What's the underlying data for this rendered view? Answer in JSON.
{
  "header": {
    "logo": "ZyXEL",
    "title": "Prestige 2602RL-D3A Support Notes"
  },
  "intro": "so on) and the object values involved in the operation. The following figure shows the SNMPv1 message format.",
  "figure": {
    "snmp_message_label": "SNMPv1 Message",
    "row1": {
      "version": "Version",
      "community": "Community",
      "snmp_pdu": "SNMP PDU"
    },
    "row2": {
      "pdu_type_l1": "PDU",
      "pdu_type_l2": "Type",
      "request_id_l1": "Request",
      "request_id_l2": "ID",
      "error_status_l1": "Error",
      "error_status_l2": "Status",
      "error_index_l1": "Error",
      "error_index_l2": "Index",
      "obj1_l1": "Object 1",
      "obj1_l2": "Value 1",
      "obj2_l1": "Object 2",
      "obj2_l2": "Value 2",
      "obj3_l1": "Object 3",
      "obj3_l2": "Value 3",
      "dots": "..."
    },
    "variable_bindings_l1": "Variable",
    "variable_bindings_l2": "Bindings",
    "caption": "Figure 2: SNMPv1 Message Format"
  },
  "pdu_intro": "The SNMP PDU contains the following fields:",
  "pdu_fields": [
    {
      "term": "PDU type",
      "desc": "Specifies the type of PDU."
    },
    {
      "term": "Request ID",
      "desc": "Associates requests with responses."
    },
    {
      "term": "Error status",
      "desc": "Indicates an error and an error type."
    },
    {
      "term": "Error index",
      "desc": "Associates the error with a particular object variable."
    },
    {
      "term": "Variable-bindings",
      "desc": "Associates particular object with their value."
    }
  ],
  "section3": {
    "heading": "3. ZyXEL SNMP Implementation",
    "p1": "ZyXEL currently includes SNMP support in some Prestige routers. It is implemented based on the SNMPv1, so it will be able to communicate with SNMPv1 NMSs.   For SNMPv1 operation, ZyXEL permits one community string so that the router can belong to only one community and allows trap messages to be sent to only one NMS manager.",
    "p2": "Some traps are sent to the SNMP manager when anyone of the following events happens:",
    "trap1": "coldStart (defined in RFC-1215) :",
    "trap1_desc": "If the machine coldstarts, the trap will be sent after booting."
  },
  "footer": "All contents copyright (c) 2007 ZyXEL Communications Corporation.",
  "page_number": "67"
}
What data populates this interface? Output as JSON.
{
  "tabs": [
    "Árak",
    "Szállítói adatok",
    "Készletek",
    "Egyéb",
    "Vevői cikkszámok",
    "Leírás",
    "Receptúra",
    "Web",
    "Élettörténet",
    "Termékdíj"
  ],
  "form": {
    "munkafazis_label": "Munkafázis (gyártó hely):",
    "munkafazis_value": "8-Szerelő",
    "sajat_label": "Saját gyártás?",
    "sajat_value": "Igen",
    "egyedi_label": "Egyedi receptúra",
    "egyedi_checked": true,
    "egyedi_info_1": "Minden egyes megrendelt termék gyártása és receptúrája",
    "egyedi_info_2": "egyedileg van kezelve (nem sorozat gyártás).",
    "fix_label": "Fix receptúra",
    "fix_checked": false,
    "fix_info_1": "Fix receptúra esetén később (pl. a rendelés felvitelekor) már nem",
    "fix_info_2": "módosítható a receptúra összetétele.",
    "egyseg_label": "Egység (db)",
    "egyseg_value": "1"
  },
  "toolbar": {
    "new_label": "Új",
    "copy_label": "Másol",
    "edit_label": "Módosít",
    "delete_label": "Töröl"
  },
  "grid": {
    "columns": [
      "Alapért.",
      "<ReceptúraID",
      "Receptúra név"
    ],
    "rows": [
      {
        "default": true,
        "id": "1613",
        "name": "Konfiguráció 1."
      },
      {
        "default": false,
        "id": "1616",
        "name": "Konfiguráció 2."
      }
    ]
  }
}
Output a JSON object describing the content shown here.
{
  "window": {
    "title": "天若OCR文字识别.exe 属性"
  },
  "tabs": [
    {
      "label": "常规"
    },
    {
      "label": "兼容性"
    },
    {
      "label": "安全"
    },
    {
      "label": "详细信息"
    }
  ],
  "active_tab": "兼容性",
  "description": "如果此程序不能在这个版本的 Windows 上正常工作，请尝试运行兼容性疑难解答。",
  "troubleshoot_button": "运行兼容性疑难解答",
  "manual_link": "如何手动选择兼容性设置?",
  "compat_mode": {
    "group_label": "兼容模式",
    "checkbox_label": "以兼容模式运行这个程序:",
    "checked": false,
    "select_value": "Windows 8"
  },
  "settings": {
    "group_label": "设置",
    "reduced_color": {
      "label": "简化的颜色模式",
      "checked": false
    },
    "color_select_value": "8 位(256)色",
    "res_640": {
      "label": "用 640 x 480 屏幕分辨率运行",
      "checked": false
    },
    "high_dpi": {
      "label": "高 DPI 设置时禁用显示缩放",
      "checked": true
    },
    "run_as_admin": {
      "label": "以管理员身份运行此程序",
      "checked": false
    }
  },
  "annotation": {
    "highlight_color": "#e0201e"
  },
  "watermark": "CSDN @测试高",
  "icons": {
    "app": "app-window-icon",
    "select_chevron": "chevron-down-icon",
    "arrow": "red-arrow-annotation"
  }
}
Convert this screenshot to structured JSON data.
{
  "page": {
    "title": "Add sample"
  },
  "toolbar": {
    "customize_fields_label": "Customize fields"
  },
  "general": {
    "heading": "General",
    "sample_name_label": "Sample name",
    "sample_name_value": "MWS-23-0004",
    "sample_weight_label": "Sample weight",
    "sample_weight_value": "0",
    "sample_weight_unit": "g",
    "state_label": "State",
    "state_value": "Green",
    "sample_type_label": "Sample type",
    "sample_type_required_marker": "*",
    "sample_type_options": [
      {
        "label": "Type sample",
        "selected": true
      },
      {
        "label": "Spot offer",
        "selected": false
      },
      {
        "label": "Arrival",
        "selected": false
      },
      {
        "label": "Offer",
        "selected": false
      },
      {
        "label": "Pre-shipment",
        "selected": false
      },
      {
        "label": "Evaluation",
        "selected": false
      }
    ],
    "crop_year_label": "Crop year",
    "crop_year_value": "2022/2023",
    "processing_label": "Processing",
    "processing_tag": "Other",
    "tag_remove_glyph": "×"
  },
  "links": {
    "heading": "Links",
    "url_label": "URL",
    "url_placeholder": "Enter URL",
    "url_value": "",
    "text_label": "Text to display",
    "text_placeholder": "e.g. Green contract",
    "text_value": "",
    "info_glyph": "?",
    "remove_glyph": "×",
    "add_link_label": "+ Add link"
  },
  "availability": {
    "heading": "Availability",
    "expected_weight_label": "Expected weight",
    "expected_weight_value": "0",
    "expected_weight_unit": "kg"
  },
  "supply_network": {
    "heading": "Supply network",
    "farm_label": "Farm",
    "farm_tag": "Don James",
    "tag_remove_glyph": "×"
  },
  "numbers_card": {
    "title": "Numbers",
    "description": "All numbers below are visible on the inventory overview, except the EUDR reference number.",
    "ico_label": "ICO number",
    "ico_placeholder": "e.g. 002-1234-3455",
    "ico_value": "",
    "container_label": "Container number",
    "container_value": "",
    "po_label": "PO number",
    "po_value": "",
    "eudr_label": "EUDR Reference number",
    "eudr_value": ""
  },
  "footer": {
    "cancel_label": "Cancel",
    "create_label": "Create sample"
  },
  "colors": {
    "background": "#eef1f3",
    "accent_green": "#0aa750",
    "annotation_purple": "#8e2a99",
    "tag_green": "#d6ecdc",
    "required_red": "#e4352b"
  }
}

--

§ **TASK DESCRIPTION**
Every entry above should be retyped exactly as shown.

§ **EXERCISE RESULT**
What's the underlying data for this rendered view? Answer in JSON.
{
  "header": {
    "logo": "ZyXEL",
    "title": "Prestige 2602RL-D3A Support Notes"
  },
  "intro": "so on) and the object values involved in the operation. The following figure shows the SNMPv1 message format.",
  "figure": {
    "snmp_message_label": "SNMPv1 Message",
    "row1": {
      "version": "Version",
      "community": "Community",
      "snmp_pdu": "SNMP PDU"
    },
    "row2": {
      "pdu_type_l1": "PDU",
      "pdu_type_l2": "Type",
      "request_id_l1": "Request",
      "request_id_l2": "ID",
      "error_status_l1": "Error",
      "error_status_l2": "Status",
      "error_index_l1": "Error",
      "error_index_l2": "Index",
      "obj1_l1": "Object 1",
      "obj1_l2": "Value 1",
      "obj2_l1": "Object 2",
      "obj2_l2": "Value 2",
      "obj3_l1": "Object 3",
      "obj3_l2": "Value 3",
      "dots": "..."
    },
    "variable_bindings_l1": "Variable",
    "variable_bindings_l2": "Bindings",
    "caption": "Figure 2: SNMPv1 Message Format"
  },
  "pdu_intro": "The SNMP PDU contains the following fields:",
  "pdu_fields": [
    {
      "term": "PDU type",
      "desc": "Specifies the type of PDU."
    },
    {
      "term": "Request ID",
      "desc": "Associates requests with responses."
    },
    {
      "term": "Error status",
      "desc": "Indicates an error and an error type."
    },
    {
      "term": "Error index",
      "desc": "Associates the error with a particular object variable."
    },
    {
      "term": "Variable-bindings",
      "desc": "Associates particular object with their value."
    }
  ],
  "section3": {
    "heading": "3. ZyXEL SNMP Implementation",
    "p1": "ZyXEL currently includes SNMP support in some Prestige routers. It is implemented based on the SNMPv1, so it will be able to communicate with SNMPv1 NMSs.   For SNMPv1 operation, ZyXEL permits one community string so that the router can belong to only one community and allows trap messages to be sent to only one NMS manager.",
    "p2": "Some traps are sent to the SNMP manager when anyone of the following events happens:",
    "trap1": "coldStart (defined in RFC-1215) :",
    "trap1_desc": "If the machine coldstarts, the trap will be sent after booting."
  },
  "footer": "All contents copyright (c) 2007 ZyXEL Communications Corporation.",
  "page_number": "67"
}
What data populates this interface? Output as JSON.
{
  "tabs": [
    "Árak",
    "Szállítói adatok",
    "Készletek",
    "Egyéb",
    "Vevői cikkszámok",
    "Leírás",
    "Receptúra",
    "Web",
    "Élettörténet",
    "Termékdíj"
  ],
  "form": {
    "munkafazis_label": "Munkafázis (gyártó hely):",
    "munkafazis_value": "8-Szerelő",
    "sajat_label": "Saját gyártás?",
    "sajat_value": "Igen",
    "egyedi_label": "Egyedi receptúra",
    "egyedi_checked": true,
    "egyedi_info_1": "Minden egyes megrendelt termék gyártása és receptúrája",
    "egyedi_info_2": "egyedileg van kezelve (nem sorozat gyártás).",
    "fix_label": "Fix receptúra",
    "fix_checked": false,
    "fix_info_1": "Fix receptúra esetén később (pl. a rendelés felvitelekor) már nem",
    "fix_info_2": "módosítható a receptúra összetétele.",
    "egyseg_label": "Egység (db)",
    "egyseg_value": "1"
  },
  "toolbar": {
    "new_label": "Új",
    "copy_label": "Másol",
    "edit_label": "Módosít",
    "delete_label": "Töröl"
  },
  "grid": {
    "columns": [
      "Alapért.",
      "<ReceptúraID",
      "Receptúra név"
    ],
    "rows": [
      {
        "default": true,
        "id": "1613",
        "name": "Konfiguráció 1."
      },
      {
        "default": false,
        "id": "1616",
        "name": "Konfiguráció 2."
      }
    ]
  }
}
Output a JSON object describing the content shown here.
{
  "window": {
    "title": "天若OCR文字识别.exe 属性"
  },
  "tabs": [
    {
      "label": "常规"
    },
    {
      "label": "兼容性"
    },
    {
      "label": "安全"
    },
    {
      "label": "详细信息"
    }
  ],
  "active_tab": "兼容性",
  "description": "如果此程序不能在这个版本的 Windows 上正常工作，请尝试运行兼容性疑难解答。",
  "troubleshoot_button": "运行兼容性疑难解答",
  "manual_link": "如何手动选择兼容性设置?",
  "compat_mode": {
    "group_label": "兼容模式",
    "checkbox_label": "以兼容模式运行这个程序:",
    "checked": false,
    "select_value": "Windows 8"
  },
  "settings": {
    "group_label": "设置",
    "reduced_color": {
      "label": "简化的颜色模式",
      "checked": false
    },
    "color_select_value": "8 位(256)色",
    "res_640": {
      "label": "用 640 x 480 屏幕分辨率运行",
      "checked": false
    },
    "high_dpi": {
      "label": "高 DPI 设置时禁用显示缩放",
      "checked": true
    },
    "run_as_admin": {
      "label": "以管理员身份运行此程序",
      "checked": false
    }
  },
  "annotation": {
    "highlight_color": "#e0201e"
  },
  "watermark": "CSDN @测试高",
  "icons": {
    "app": "app-window-icon",
    "select_chevron": "chevron-down-icon",
    "arrow": "red-arrow-annotation"
  }
}
Convert this screenshot to structured JSON data.
{
  "page": {
    "title": "Add sample"
  },
  "toolbar": {
    "customize_fields_label": "Customize fields"
  },
  "general": {
    "heading": "General",
    "sample_name_label": "Sample name",
    "sample_name_value": "MWS-23-0004",
    "sample_weight_label": "Sample weight",
    "sample_weight_value": "0",
    "sample_weight_unit": "g",
    "state_label": "State",
    "state_value": "Green",
    "sample_type_label": "Sample type",
    "sample_type_required_marker": "*",
    "sample_type_options": [
      {
        "label": "Type sample",
        "selected": true
      },
      {
        "label": "Spot offer",
        "selected": false
      },
      {
        "label": "Arrival",
        "selected": false
      },
      {
        "label": "Offer",
        "selected": false
      },
      {
        "label": "Pre-shipment",
        "selected": false
      },
      {
        "label": "Evaluation",
        "selected": false
      }
    ],
    "crop_year_label": "Crop year",
    "crop_year_value": "2022/2023",
    "processing_label": "Processing",
    "processing_tag": "Other",
    "tag_remove_glyph": "×"
  },
  "links": {
    "heading": "Links",
    "url_label": "URL",
    "url_placeholder": "Enter URL",
    "url_value": "",
    "text_label": "Text to display",
    "text_placeholder": "e.g. Green contract",
    "text_value": "",
    "info_glyph": "?",
    "remove_glyph": "×",
    "add_link_label": "+ Add link"
  },
  "availability": {
    "heading": "Availability",
    "expected_weight_label": "Expected weight",
    "expected_weight_value": "0",
    "expected_weight_unit": "kg"
  },
  "supply_network": {
    "heading": "Supply network",
    "farm_label": "Farm",
    "farm_tag": "Don James",
    "tag_remove_glyph": "×"
  },
  "numbers_card": {
    "title": "Numbers",
    "description": "All numbers below are visible on the inventory overview, except the EUDR reference number.",
    "ico_label": "ICO number",
    "ico_placeholder": "e.g. 002-1234-3455",
    "ico_value": "",
    "container_label": "Container number",
    "container_value": "",
    "po_label": "PO number",
    "po_value": "",
    "eudr_label": "EUDR Reference number",
    "eudr_value": ""
  },
  "footer": {
    "cancel_label": "Cancel",
    "create_label": "Create sample"
  },
  "colors": {
    "background": "#eef1f3",
    "accent_green": "#0aa750",
    "annotation_purple": "#8e2a99",
    "tag_green": "#d6ecdc",
    "required_red": "#e4352b"
  }
}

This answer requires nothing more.